- _Instructions for the task_
Return each line that holds the word "JSON".

Data records:

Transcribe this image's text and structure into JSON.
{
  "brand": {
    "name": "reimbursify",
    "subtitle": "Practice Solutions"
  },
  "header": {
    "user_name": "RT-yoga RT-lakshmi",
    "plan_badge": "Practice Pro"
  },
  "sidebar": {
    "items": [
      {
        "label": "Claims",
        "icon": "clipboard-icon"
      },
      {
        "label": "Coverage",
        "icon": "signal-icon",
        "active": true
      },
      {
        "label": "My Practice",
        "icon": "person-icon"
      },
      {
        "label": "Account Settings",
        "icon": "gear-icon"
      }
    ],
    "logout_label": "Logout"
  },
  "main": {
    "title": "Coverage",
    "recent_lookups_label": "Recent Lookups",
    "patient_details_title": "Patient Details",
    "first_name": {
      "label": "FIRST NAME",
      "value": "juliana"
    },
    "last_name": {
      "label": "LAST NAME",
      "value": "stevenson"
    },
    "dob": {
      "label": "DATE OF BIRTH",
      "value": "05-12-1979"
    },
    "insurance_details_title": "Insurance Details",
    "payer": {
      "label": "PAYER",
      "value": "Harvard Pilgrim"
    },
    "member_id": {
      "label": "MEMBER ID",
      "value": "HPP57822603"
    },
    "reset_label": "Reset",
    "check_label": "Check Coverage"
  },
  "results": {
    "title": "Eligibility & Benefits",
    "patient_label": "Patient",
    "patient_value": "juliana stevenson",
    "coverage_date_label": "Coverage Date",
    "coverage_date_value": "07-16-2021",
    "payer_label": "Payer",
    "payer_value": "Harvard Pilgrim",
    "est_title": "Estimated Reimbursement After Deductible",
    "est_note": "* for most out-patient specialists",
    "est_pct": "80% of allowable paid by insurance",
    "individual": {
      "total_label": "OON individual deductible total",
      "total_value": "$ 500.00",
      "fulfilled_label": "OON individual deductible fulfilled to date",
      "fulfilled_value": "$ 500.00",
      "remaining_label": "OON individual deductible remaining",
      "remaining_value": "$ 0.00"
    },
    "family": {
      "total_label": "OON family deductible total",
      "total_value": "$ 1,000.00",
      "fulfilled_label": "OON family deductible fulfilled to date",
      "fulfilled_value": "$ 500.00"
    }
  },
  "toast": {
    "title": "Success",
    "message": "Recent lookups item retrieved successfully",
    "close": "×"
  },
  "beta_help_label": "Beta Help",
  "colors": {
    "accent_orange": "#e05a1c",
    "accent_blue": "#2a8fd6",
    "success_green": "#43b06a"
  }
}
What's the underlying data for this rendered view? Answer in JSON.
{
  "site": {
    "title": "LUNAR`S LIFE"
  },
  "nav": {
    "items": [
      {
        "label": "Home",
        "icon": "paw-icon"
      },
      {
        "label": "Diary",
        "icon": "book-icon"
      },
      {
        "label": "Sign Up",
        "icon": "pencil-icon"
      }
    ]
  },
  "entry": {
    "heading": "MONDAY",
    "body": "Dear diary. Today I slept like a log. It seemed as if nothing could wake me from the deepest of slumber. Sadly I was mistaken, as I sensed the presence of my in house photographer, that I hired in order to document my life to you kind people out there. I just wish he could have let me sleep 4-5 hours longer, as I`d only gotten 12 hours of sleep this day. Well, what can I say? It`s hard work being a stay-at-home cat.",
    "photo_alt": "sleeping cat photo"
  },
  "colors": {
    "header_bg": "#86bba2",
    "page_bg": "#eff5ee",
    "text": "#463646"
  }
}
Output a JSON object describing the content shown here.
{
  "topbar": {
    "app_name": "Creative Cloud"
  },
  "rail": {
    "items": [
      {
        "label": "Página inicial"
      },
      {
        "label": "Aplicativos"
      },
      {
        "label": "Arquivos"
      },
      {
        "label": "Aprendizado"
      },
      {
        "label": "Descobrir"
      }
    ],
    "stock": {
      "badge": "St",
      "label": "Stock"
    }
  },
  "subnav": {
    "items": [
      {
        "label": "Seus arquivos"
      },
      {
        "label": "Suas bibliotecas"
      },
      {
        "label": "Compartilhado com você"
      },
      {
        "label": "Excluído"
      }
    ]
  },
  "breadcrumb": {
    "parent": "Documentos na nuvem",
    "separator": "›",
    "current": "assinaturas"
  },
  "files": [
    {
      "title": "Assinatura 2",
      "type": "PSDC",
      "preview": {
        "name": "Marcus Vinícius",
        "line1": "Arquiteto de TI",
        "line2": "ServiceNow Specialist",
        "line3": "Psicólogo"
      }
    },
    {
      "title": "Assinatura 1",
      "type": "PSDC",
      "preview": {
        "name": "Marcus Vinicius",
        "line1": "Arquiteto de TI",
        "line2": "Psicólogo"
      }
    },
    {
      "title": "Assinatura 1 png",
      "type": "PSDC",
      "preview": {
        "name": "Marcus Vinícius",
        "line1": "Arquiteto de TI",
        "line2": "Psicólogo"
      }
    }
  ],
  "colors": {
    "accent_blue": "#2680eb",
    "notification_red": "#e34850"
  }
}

- _Result for this exercise_
Transcribe this image's text and structure into JSON.
What's the underlying data for this rendered view? Answer in JSON.
Output a JSON object describing the content shown here.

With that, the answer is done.